== Goal ==
Select each line where the word "January" appears.

A run of records:
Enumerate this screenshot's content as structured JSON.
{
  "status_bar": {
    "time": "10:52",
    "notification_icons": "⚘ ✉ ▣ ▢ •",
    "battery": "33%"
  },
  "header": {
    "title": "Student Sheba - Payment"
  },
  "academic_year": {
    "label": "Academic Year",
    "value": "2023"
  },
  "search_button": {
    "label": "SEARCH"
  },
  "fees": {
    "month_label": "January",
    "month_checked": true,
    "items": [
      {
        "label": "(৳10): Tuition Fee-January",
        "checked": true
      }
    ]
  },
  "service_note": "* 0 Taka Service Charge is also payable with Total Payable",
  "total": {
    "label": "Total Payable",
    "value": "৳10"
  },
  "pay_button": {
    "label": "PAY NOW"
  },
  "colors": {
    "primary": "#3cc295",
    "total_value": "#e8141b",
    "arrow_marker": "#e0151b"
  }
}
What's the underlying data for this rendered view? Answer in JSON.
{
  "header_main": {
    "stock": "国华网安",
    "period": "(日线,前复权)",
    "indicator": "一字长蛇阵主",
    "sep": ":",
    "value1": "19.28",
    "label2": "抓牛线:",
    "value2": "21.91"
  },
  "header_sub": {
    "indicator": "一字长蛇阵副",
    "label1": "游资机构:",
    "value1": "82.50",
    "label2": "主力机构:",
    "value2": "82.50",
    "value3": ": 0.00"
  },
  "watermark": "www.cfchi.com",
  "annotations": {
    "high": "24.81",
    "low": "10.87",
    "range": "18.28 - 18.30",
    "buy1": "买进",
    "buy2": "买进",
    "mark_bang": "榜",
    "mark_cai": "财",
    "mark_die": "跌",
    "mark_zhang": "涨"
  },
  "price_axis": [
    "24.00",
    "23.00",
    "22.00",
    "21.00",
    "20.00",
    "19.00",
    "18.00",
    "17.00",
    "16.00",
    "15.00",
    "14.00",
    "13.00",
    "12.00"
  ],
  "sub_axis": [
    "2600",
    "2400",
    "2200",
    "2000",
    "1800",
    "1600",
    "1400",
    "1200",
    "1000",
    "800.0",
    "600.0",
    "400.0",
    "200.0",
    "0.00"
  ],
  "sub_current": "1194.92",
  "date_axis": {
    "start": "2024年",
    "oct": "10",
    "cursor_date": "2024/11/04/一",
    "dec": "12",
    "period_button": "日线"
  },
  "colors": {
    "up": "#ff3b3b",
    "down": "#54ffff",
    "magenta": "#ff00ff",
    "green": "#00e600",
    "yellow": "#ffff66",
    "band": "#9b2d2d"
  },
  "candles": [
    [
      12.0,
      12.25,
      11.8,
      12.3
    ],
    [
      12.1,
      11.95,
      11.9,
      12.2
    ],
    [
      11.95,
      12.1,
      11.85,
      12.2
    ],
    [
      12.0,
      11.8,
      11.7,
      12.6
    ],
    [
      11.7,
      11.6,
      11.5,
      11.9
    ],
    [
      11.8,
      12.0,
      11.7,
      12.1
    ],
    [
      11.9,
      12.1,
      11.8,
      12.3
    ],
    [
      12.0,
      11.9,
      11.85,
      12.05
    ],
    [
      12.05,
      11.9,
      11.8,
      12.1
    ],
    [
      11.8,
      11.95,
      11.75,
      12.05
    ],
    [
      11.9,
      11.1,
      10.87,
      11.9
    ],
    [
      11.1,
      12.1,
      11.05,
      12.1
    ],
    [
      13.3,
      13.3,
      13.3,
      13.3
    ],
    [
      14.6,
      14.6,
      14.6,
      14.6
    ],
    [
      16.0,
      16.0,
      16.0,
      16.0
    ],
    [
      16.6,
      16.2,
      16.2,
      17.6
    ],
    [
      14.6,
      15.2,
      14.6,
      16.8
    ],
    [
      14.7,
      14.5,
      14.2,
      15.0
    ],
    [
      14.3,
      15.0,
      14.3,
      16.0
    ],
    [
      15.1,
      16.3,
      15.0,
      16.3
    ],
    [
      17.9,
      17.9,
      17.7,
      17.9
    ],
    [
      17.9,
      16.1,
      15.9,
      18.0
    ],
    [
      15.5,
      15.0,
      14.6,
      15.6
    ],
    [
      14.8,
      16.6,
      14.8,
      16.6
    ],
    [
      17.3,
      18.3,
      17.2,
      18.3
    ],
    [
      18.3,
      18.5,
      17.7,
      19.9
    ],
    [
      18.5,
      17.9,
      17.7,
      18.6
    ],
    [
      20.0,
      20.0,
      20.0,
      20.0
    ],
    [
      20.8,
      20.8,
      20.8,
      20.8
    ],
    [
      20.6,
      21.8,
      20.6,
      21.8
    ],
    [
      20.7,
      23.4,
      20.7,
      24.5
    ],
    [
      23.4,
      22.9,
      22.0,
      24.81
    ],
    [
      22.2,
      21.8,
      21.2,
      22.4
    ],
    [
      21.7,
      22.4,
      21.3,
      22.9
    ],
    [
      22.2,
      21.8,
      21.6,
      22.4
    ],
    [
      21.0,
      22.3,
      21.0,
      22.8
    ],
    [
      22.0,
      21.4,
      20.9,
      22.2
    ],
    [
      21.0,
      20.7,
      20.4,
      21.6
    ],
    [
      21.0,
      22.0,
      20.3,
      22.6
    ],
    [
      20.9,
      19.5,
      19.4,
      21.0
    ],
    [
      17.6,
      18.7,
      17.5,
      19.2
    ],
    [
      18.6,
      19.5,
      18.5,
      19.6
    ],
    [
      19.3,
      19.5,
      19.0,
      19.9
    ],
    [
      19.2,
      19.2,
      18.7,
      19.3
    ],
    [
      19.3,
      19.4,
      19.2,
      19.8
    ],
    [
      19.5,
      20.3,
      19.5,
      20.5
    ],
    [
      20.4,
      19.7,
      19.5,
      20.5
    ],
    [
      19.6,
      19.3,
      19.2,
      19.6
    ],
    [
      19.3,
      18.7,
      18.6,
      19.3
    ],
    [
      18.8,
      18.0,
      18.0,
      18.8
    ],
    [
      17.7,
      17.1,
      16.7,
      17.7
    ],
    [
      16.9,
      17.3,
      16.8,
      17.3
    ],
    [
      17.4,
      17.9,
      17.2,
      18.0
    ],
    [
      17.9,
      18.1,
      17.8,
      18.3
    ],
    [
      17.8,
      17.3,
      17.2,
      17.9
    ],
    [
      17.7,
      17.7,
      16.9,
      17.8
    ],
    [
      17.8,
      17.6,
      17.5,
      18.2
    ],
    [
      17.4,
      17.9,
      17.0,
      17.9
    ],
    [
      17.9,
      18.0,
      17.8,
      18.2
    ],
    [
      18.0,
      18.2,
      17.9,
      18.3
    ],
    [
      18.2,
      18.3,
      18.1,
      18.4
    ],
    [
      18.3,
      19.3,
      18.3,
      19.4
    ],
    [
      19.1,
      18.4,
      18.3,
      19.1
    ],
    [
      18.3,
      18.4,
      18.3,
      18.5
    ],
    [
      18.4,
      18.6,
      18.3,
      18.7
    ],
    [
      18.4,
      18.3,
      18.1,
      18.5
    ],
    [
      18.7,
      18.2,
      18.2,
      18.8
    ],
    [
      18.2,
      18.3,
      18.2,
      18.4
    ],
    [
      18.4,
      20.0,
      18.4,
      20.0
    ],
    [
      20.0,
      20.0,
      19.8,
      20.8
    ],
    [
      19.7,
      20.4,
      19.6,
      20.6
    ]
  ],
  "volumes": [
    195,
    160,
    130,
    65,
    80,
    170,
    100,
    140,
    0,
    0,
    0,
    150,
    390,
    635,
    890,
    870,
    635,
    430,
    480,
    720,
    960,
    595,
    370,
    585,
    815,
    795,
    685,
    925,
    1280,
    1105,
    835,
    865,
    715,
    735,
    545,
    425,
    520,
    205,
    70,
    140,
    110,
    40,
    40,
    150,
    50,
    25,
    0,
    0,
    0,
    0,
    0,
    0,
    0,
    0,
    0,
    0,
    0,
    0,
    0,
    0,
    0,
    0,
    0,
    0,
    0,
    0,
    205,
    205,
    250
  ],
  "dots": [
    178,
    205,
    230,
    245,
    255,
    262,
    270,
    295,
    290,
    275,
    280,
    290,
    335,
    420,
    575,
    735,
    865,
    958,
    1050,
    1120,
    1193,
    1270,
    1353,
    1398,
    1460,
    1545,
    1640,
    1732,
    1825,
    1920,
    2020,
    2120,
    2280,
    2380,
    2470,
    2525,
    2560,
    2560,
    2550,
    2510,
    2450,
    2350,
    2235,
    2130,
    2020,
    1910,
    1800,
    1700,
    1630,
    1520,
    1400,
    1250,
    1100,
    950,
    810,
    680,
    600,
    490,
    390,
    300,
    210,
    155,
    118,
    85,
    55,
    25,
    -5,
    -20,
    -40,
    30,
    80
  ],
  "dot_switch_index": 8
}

== The answer ==
    "month_label": "January",
        "label": "(৳10): Tuition Fee-January",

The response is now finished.